# Excerpt to read
Can't stop. Won't stop.
#10
Posted 17 March 2021 - 05:50 AM
#11
Posted 17 March 2021 - 07:02 AM
NB Cream Ale Kit - All Grain . April 2006. It looks like they changed the recipe a little bit, used to have Willamette and Mt Hood hops. Still using my original burner and chiller, though I'm looking to replace them as they are getting a little beat up.
I did ciders first, starting fall 2004, which helped me get used to my sanitation procedures.
#12
Posted 17 March 2021 - 09:04 AM
I guess my first homebrew was some strange kit I got as a gift in the mid to late 90's. It was a canvas/muslin bag that you added water to and hung it up for a week or so. I think it made about 12 bottles. I got more serious when my wife received a basic brewing kit (bucket, carboy, etc) as a gift from a friend. That sat around for a few years until I decided to try it out around 2003. I was then brewing regularly from then until 2014. Took off for 6 years, now I'm brewing more than ever.
The wort fermented in a sack?
#13
Posted 17 March 2021 - 10:30 AM
The wort fermented in a sack?
I guess the bag was lined. At the time I didn't think it came out too bad!
#14
Posted 17 March 2021 - 10:31 AM
That's been over 30 years so I have no idea what my very first was. It was an extract kit for sure. My first all grain was a pale ale recipe out of Clone Brews. I felt like an alchemist when sweet wort began flowing out of the mash tun.

# What you are asked to do
Decide whether each statement agrees with the forum thread about first homebrews, answering yes or no and quoting the deciding words: (a) The poster who brewed the NB Cream Ale Kit made ciders before that, starting in fall 2004. (b) The gift kit that was hung up in a bag made about 24 bottles. (c) One poster's first all-grain beer was a pale ale recipe from Clone Brews. The items that follow come from a different source than the forum thread above.

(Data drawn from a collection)
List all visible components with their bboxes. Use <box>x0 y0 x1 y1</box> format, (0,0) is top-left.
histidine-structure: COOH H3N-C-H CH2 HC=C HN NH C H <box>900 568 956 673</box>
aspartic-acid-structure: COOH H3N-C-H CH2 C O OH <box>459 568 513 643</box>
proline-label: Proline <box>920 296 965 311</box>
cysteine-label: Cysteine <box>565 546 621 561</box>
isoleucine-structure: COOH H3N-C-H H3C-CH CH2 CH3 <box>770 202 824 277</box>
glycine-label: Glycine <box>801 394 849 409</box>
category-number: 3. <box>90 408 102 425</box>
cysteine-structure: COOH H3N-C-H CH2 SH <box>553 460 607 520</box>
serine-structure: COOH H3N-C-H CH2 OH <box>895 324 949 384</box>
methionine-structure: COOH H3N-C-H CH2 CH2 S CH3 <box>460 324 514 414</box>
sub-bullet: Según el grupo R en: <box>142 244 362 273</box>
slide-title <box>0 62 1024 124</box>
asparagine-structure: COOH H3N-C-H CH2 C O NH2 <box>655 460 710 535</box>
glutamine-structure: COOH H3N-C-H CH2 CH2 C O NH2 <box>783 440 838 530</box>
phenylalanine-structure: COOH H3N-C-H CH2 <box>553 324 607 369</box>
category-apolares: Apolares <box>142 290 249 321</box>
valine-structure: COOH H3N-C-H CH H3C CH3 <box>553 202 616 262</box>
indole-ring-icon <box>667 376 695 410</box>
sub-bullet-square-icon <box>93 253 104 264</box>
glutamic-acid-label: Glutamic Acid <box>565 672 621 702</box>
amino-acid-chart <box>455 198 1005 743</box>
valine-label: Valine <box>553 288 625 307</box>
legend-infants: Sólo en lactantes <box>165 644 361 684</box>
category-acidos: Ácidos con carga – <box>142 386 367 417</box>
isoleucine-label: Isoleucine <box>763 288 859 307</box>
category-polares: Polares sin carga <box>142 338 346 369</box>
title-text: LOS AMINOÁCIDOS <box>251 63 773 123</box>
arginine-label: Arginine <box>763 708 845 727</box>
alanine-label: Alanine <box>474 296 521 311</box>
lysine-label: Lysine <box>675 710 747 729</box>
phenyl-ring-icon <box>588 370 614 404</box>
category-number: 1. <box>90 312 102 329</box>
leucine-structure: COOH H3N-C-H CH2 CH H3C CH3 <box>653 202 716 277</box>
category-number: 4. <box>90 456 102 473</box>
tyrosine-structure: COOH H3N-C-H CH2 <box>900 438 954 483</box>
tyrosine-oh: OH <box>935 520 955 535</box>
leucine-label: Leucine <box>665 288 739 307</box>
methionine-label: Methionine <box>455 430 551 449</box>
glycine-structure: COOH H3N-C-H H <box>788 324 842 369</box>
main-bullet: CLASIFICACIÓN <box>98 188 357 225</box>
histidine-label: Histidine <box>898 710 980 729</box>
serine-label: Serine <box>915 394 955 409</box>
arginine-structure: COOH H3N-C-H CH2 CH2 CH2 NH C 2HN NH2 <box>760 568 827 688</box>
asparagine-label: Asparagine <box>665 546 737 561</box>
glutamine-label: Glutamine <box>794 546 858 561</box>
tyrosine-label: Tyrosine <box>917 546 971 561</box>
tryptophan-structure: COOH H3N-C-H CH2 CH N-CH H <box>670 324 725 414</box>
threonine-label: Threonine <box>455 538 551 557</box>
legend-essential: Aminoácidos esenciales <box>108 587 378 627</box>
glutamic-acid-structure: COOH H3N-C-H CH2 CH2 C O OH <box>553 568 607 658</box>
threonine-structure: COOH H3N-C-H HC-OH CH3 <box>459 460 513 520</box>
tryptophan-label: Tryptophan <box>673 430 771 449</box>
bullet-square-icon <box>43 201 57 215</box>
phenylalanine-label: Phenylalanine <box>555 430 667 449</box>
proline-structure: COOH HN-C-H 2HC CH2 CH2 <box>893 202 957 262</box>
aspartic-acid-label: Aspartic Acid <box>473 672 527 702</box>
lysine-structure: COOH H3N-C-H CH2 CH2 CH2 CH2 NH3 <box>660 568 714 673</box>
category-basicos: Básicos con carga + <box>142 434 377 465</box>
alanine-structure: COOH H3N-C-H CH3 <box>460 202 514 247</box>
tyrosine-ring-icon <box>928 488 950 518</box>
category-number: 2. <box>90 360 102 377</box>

# Task solution
(a) Yes: "I did ciders first, starting fall 2004"
(b) No: "I think it made about 12 bottles."
(c) Yes: "My first all grain was a pale ale recipe out of Clone Brews."